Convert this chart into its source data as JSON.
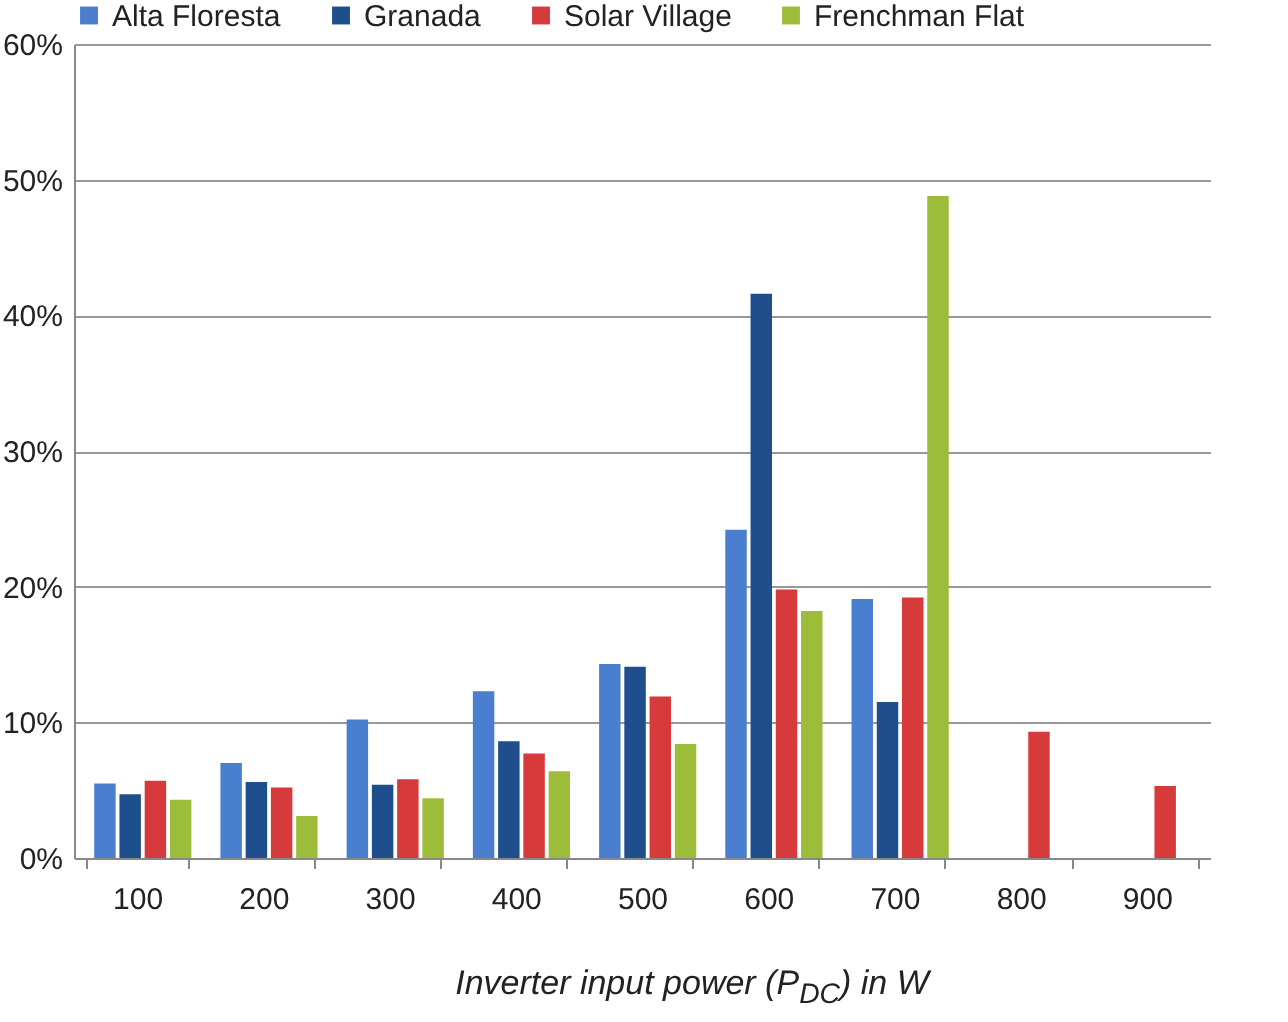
{
  "chart_data": {
    "type": "bar",
    "xlabel": "Inverter input power (P$_{DC}$)  in W",
    "categories": [
      "100",
      "200",
      "300",
      "400",
      "500",
      "600",
      "700",
      "800",
      "900"
    ],
    "series": [
      {
        "name": "Alta Floresta",
        "color": "#4a7fcf",
        "values": [
          5.5,
          7,
          10.2,
          12.3,
          14.3,
          24.2,
          19.1,
          null,
          null
        ]
      },
      {
        "name": "Granada",
        "color": "#1f4e8c",
        "values": [
          4.7,
          5.6,
          5.4,
          8.6,
          14.1,
          41.6,
          11.5,
          null,
          null
        ]
      },
      {
        "name": "Solar Village",
        "color": "#d63a3a",
        "values": [
          5.7,
          5.2,
          5.8,
          7.7,
          11.9,
          19.8,
          19.2,
          9.3,
          5.3
        ]
      },
      {
        "name": "Frenchman Flat",
        "color": "#9dbd3a",
        "values": [
          4.3,
          3.1,
          4.4,
          6.4,
          8.4,
          18.2,
          48.8,
          null,
          null
        ]
      }
    ],
    "ylim": [
      0,
      60
    ],
    "yticks": [
      {
        "value": 0,
        "label": "0%"
      },
      {
        "value": 10,
        "label": "10%"
      },
      {
        "value": 20,
        "label": "20%"
      },
      {
        "value": 30,
        "label": "30%"
      },
      {
        "value": 40,
        "label": "40%"
      },
      {
        "value": 50,
        "label": "50%"
      },
      {
        "value": 60,
        "label": "60%"
      }
    ],
    "grid": "y",
    "legend": "top"
  }
}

········

◆ TASK PROMPT: Please repeat the entries exactly. Do not include the pictures.

◆ ANSWER TO THIS EXERCISE:
Convert this chart into its source data as JSON.
{
  "chart_data": {
    "type": "bar",
    "xlabel": "Inverter input power (P$_{DC}$)  in W",
    "categories": [
      "100",
      "200",
      "300",
      "400",
      "500",
      "600",
      "700",
      "800",
      "900"
    ],
    "series": [
      {
        "name": "Alta Floresta",
        "color": "#4a7fcf",
        "values": [
          5.5,
          7,
          10.2,
          12.3,
          14.3,
          24.2,
          19.1,
          null,
          null
        ]
      },
      {
        "name": "Granada",
        "color": "#1f4e8c",
        "values": [
          4.7,
          5.6,
          5.4,
          8.6,
          14.1,
          41.6,
          11.5,
          null,
          null
        ]
      },
      {
        "name": "Solar Village",
        "color": "#d63a3a",
        "values": [
          5.7,
          5.2,
          5.8,
          7.7,
          11.9,
          19.8,
          19.2,
          9.3,
          5.3
        ]
      },
      {
        "name": "Frenchman Flat",
        "color": "#9dbd3a",
        "values": [
          4.3,
          3.1,
          4.4,
          6.4,
          8.4,
          18.2,
          48.8,
          null,
          null
        ]
      }
    ],
    "ylim": [
      0,
      60
    ],
    "yticks": [
      {
        "value": 0,
        "label": "0%"
      },
      {
        "value": 10,
        "label": "10%"
      },
      {
        "value": 20,
        "label": "20%"
      },
      {
        "value": 30,
        "label": "30%"
      },
      {
        "value": 40,
        "label": "40%"
      },
      {
        "value": 50,
        "label": "50%"
      },
      {
        "value": 60,
        "label": "60%"
      }
    ],
    "grid": "y",
    "legend": "top"
  }
}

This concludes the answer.